◆ **AIM**: Edit these records so that every occurrence of "interactable" reads "clickable", leaving everything else unchanged. Omit the pictures from your answer.

**** STORED ROWS ****

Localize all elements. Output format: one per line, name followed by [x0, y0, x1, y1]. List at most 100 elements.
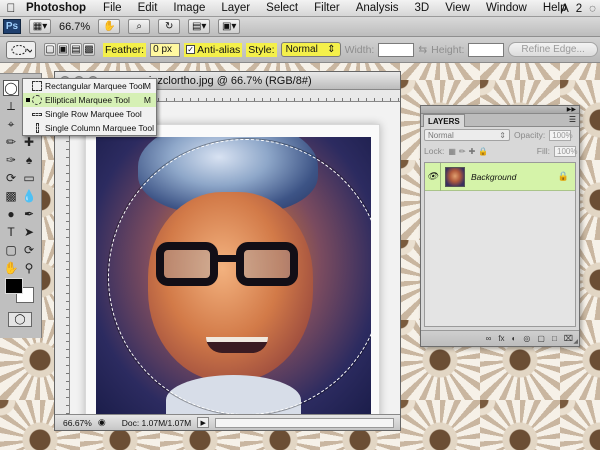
3d-rotate-icon[interactable]: ⟳ — [21, 242, 37, 258]
canvas-area[interactable] — [70, 102, 400, 414]
menu-3d[interactable]: 3D — [407, 2, 438, 14]
lasso-tool-icon[interactable]: ⟂ — [3, 98, 19, 114]
new-layer-icon[interactable]: □ — [552, 334, 557, 343]
panel-header-strip[interactable]: ▶▶ — [421, 106, 579, 114]
layers-tab[interactable]: LAYERS — [423, 114, 465, 127]
link-layers-icon[interactable]: ∞ — [486, 334, 492, 343]
new-group-icon[interactable]: ▢ — [537, 334, 545, 343]
subtract-selection-icon[interactable]: ▤ — [70, 43, 82, 56]
zoom-level-select[interactable]: 66.7% — [59, 21, 90, 33]
menu-image[interactable]: Image — [165, 2, 213, 14]
vertical-ruler[interactable] — [55, 102, 70, 414]
screen-mode-button[interactable]: ▣▾ — [218, 19, 241, 34]
blend-mode-value: Normal — [428, 130, 454, 140]
zoom-tool-icon[interactable]: ⌕ — [128, 19, 151, 34]
crop-tool-icon[interactable]: ⌖ — [3, 116, 19, 132]
gradient-tool-icon[interactable]: ▩ — [3, 188, 19, 204]
zoom-tool-icon[interactable]: ⚲ — [21, 260, 37, 276]
swap-icon[interactable]: ⇆ — [418, 44, 427, 56]
sync-icon[interactable]: ◌ — [589, 3, 596, 15]
eyedropper-tool-icon[interactable]: ✏ — [3, 134, 19, 150]
arrange-documents-button[interactable]: ▤▾ — [188, 19, 211, 34]
menu-view[interactable]: View — [437, 2, 478, 14]
selection-mode-group: ▢ ▣ ▤ ▩ — [44, 43, 95, 56]
type-tool-icon[interactable]: T — [3, 224, 19, 240]
rectangular-marquee-option[interactable]: Rectangular Marquee Tool M — [23, 79, 156, 93]
visibility-eye-icon[interactable]: 👁 — [425, 162, 441, 191]
style-value: Normal — [285, 44, 318, 55]
antialias-checkbox[interactable]: ✓ — [186, 45, 196, 54]
panel-menu-icon[interactable]: ☰ — [569, 115, 576, 124]
add-mask-icon[interactable]: ◐ — [512, 334, 517, 343]
menu-window[interactable]: Window — [478, 2, 535, 14]
elliptical-marquee-option[interactable]: Elliptical Marquee Tool M — [23, 93, 156, 107]
tool-preset-picker[interactable] — [6, 40, 36, 59]
eraser-tool-icon[interactable]: ▭ — [21, 170, 37, 186]
elliptical-selection-marquee[interactable] — [108, 139, 371, 414]
intersect-selection-icon[interactable]: ▩ — [83, 43, 95, 56]
pen-tool-icon[interactable]: ✒ — [21, 206, 37, 222]
width-label: Width: — [344, 43, 375, 56]
layers-panel-footer: ∞ fx ◐ ◎ ▢ □ ⌧ — [421, 330, 579, 346]
dodge-tool-icon[interactable]: ● — [3, 206, 19, 222]
shape-tool-icon[interactable]: ▢ — [3, 242, 19, 258]
lock-position-icon[interactable]: ✚ — [469, 147, 476, 156]
adobe-icon[interactable]: A — [561, 3, 569, 15]
history-brush-icon[interactable]: ⟳ — [3, 170, 19, 186]
resize-grip-icon[interactable]: ◢ — [573, 338, 578, 345]
menu-app-name[interactable]: Photoshop — [22, 2, 95, 14]
lock-all-icon[interactable]: 🔒 — [478, 147, 488, 156]
blend-mode-select[interactable]: Normal ⇕ — [424, 129, 510, 141]
add-selection-icon[interactable]: ▣ — [57, 43, 69, 56]
layer-thumbnail — [445, 166, 465, 187]
refine-edge-button[interactable]: Refine Edge... — [508, 42, 598, 57]
delete-layer-icon[interactable]: ⌧ — [564, 334, 573, 343]
portrait-photo[interactable] — [96, 137, 371, 414]
rectangular-marquee-icon — [32, 81, 42, 91]
path-selection-icon[interactable]: ➤ — [21, 224, 37, 240]
single-column-marquee-option[interactable]: Single Column Marquee Tool — [23, 121, 156, 135]
height-input[interactable] — [468, 42, 505, 57]
opacity-field[interactable]: 100% — [549, 129, 573, 141]
marquee-tool-icon[interactable]: ◯ — [3, 80, 19, 96]
blur-tool-icon[interactable]: 💧 — [21, 188, 37, 204]
lock-pixels-icon[interactable]: ✏ — [459, 147, 466, 156]
hand-tool-icon[interactable]: ✋ — [3, 260, 19, 276]
clone-stamp-icon[interactable]: ♠ — [21, 152, 37, 168]
lock-transparency-icon[interactable]: ▦ — [448, 147, 456, 156]
hand-tool-icon[interactable]: ✋ — [98, 19, 121, 34]
fill-field[interactable]: 100% — [554, 145, 577, 157]
bridge-button[interactable]: ▦▾ — [29, 19, 51, 34]
menu-select[interactable]: Select — [258, 2, 306, 14]
menu-filter[interactable]: Filter — [306, 2, 348, 14]
status-menu-icon[interactable]: ◉ — [98, 417, 106, 428]
horizontal-scrollbar[interactable] — [215, 417, 394, 428]
width-input[interactable] — [378, 42, 415, 57]
adjustment-layer-icon[interactable]: ◎ — [523, 334, 530, 343]
document-zoom-field[interactable]: 66.67% — [63, 418, 92, 428]
menu-layer[interactable]: Layer — [213, 2, 258, 14]
application-bar: Ps ▦▾ 66.7% ✋ ⌕ ↻ ▤▾ ▣▾ — [0, 17, 600, 37]
chevron-updown-icon: ⇕ — [499, 130, 506, 140]
collapse-panel-icon[interactable]: ▶▶ — [567, 106, 576, 113]
layer-style-icon[interactable]: fx — [498, 334, 504, 343]
style-select[interactable]: Normal ⇕ — [280, 42, 341, 57]
layer-row-background[interactable]: 👁 Background 🔒 — [425, 162, 575, 191]
apple-menu-icon[interactable]:  — [0, 1, 22, 15]
feather-input[interactable]: 0 px — [150, 42, 181, 57]
rotate-view-icon[interactable]: ↻ — [158, 19, 181, 34]
menu-edit[interactable]: Edit — [130, 2, 166, 14]
foreground-color-swatch[interactable] — [5, 278, 23, 294]
menu-analysis[interactable]: Analysis — [348, 2, 407, 14]
status-arrow-icon[interactable]: ▶ — [197, 417, 210, 428]
single-row-marquee-option[interactable]: Single Row Marquee Tool — [23, 107, 156, 121]
brush-tool-icon[interactable]: ✑ — [3, 152, 19, 168]
menu-bar:  Photoshop File Edit Image Layer Select… — [0, 0, 600, 17]
healing-brush-icon[interactable]: ✚ — [21, 134, 37, 150]
single-row-marquee-icon — [32, 113, 42, 116]
quick-mask-icon[interactable]: ◯ — [8, 312, 32, 327]
menu-file[interactable]: File — [95, 2, 130, 14]
chevron-updown-icon: ⇕ — [327, 44, 336, 55]
antialias-label: Anti-alias — [197, 43, 241, 56]
new-selection-icon[interactable]: ▢ — [44, 43, 56, 56]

****

◆ **FINAL RESULT**:
Localize all elements. Output format: one per line, name followed by [x0, y0, x1, y1]. List at most 100 elements.
3d-rotate-icon[clickable]: ⟳ — [21, 242, 37, 258]
canvas-area[clickable] — [70, 102, 400, 414]
menu-3d[clickable]: 3D — [407, 2, 438, 14]
lasso-tool-icon[clickable]: ⟂ — [3, 98, 19, 114]
new-layer-icon[clickable]: □ — [552, 334, 557, 343]
panel-header-strip[clickable]: ▶▶ — [421, 106, 579, 114]
layers-tab[clickable]: LAYERS — [423, 114, 465, 127]
link-layers-icon[clickable]: ∞ — [486, 334, 492, 343]
new-group-icon[clickable]: ▢ — [537, 334, 545, 343]
subtract-selection-icon[clickable]: ▤ — [70, 43, 82, 56]
zoom-level-select[clickable]: 66.7% — [59, 21, 90, 33]
menu-image[clickable]: Image — [165, 2, 213, 14]
vertical-ruler[clickable] — [55, 102, 70, 414]
screen-mode-button[clickable]: ▣▾ — [218, 19, 241, 34]
blend-mode-value: Normal — [428, 130, 454, 140]
zoom-tool-icon[clickable]: ⌕ — [128, 19, 151, 34]
crop-tool-icon[clickable]: ⌖ — [3, 116, 19, 132]
gradient-tool-icon[clickable]: ▩ — [3, 188, 19, 204]
zoom-tool-icon[clickable]: ⚲ — [21, 260, 37, 276]
swap-icon[clickable]: ⇆ — [418, 44, 427, 56]
sync-icon[clickable]: ◌ — [589, 3, 596, 15]
eyedropper-tool-icon[clickable]: ✏ — [3, 134, 19, 150]
arrange-documents-button[clickable]: ▤▾ — [188, 19, 211, 34]
menu-view[clickable]: View — [437, 2, 478, 14]
selection-mode-group: ▢ ▣ ▤ ▩ — [44, 43, 95, 56]
type-tool-icon[clickable]: T — [3, 224, 19, 240]
rectangular-marquee-option[clickable]: Rectangular Marquee Tool M — [23, 79, 156, 93]
visibility-eye-icon[clickable]: 👁 — [425, 162, 441, 191]
style-value: Normal — [285, 44, 318, 55]
antialias-checkbox[clickable]: ✓ — [186, 45, 196, 54]
panel-menu-icon[clickable]: ☰ — [569, 115, 576, 124]
add-mask-icon[clickable]: ◐ — [512, 334, 517, 343]
menu-window[clickable]: Window — [478, 2, 535, 14]
elliptical-marquee-option[clickable]: Elliptical Marquee Tool M — [23, 93, 156, 107]
tool-preset-picker[clickable] — [6, 40, 36, 59]
eraser-tool-icon[clickable]: ▭ — [21, 170, 37, 186]
elliptical-selection-marquee[clickable] — [108, 139, 371, 414]
intersect-selection-icon[clickable]: ▩ — [83, 43, 95, 56]
pen-tool-icon[clickable]: ✒ — [21, 206, 37, 222]
width-label: Width: — [344, 43, 375, 56]
layers-panel-footer: ∞ fx ◐ ◎ ▢ □ ⌧ — [421, 330, 579, 346]
dodge-tool-icon[clickable]: ● — [3, 206, 19, 222]
shape-tool-icon[clickable]: ▢ — [3, 242, 19, 258]
lock-position-icon[clickable]: ✚ — [469, 147, 476, 156]
adobe-icon[clickable]: A — [561, 3, 569, 15]
history-brush-icon[clickable]: ⟳ — [3, 170, 19, 186]
resize-grip-icon[clickable]: ◢ — [573, 338, 578, 345]
menu-app-name[clickable]: Photoshop — [22, 2, 95, 14]
lock-all-icon[clickable]: 🔒 — [478, 147, 488, 156]
blend-mode-select[clickable]: Normal ⇕ — [424, 129, 510, 141]
add-selection-icon[clickable]: ▣ — [57, 43, 69, 56]
layer-thumbnail — [445, 166, 465, 187]
refine-edge-button[clickable]: Refine Edge... — [508, 42, 598, 57]
delete-layer-icon[clickable]: ⌧ — [564, 334, 573, 343]
portrait-photo[clickable] — [96, 137, 371, 414]
rectangular-marquee-icon — [32, 81, 42, 91]
path-selection-icon[clickable]: ➤ — [21, 224, 37, 240]
single-column-marquee-option[clickable]: Single Column Marquee Tool — [23, 121, 156, 135]
height-input[clickable] — [468, 42, 505, 57]
opacity-field[clickable]: 100% — [549, 129, 573, 141]
marquee-tool-icon[clickable]: ◯ — [3, 80, 19, 96]
blur-tool-icon[clickable]: 💧 — [21, 188, 37, 204]
lock-pixels-icon[clickable]: ✏ — [459, 147, 466, 156]
hand-tool-icon[clickable]: ✋ — [3, 260, 19, 276]
clone-stamp-icon[clickable]: ♠ — [21, 152, 37, 168]
lock-transparency-icon[clickable]: ▦ — [448, 147, 456, 156]
hand-tool-icon[clickable]: ✋ — [98, 19, 121, 34]
fill-field[clickable]: 100% — [554, 145, 577, 157]
bridge-button[clickable]: ▦▾ — [29, 19, 51, 34]
menu-select[clickable]: Select — [258, 2, 306, 14]
menu-filter[clickable]: Filter — [306, 2, 348, 14]
status-menu-icon[clickable]: ◉ — [98, 417, 106, 428]
horizontal-scrollbar[clickable] — [215, 417, 394, 428]
width-input[clickable] — [378, 42, 415, 57]
adjustment-layer-icon[clickable]: ◎ — [523, 334, 530, 343]
document-zoom-field[clickable]: 66.67% — [63, 418, 92, 428]
menu-layer[clickable]: Layer — [213, 2, 258, 14]
application-bar: Ps ▦▾ 66.7% ✋ ⌕ ↻ ▤▾ ▣▾ — [0, 17, 600, 37]
chevron-updown-icon: ⇕ — [499, 130, 506, 140]
collapse-panel-icon[clickable]: ▶▶ — [567, 106, 576, 113]
layer-style-icon[clickable]: fx — [498, 334, 504, 343]
style-select[clickable]: Normal ⇕ — [280, 42, 341, 57]
layer-row-background[clickable]: 👁 Background 🔒 — [425, 162, 575, 191]
apple-menu-icon[clickable]:  — [0, 1, 22, 15]
feather-input[clickable]: 0 px — [150, 42, 181, 57]
rotate-view-icon[clickable]: ↻ — [158, 19, 181, 34]
menu-edit[clickable]: Edit — [130, 2, 166, 14]
foreground-color-swatch[clickable] — [5, 278, 23, 294]
menu-analysis[clickable]: Analysis — [348, 2, 407, 14]
status-arrow-icon[clickable]: ▶ — [197, 417, 210, 428]
single-row-marquee-option[clickable]: Single Row Marquee Tool — [23, 107, 156, 121]
brush-tool-icon[clickable]: ✑ — [3, 152, 19, 168]
menu-bar:  Photoshop File Edit Image Layer Select… — [0, 0, 600, 17]
healing-brush-icon[clickable]: ✚ — [21, 134, 37, 150]
single-row-marquee-icon — [32, 113, 42, 116]
quick-mask-icon[clickable]: ◯ — [8, 312, 32, 327]
menu-file[clickable]: File — [95, 2, 130, 14]
chevron-updown-icon: ⇕ — [327, 44, 336, 55]
antialias-label: Anti-alias — [197, 43, 241, 56]
new-selection-icon[clickable]: ▢ — [44, 43, 56, 56]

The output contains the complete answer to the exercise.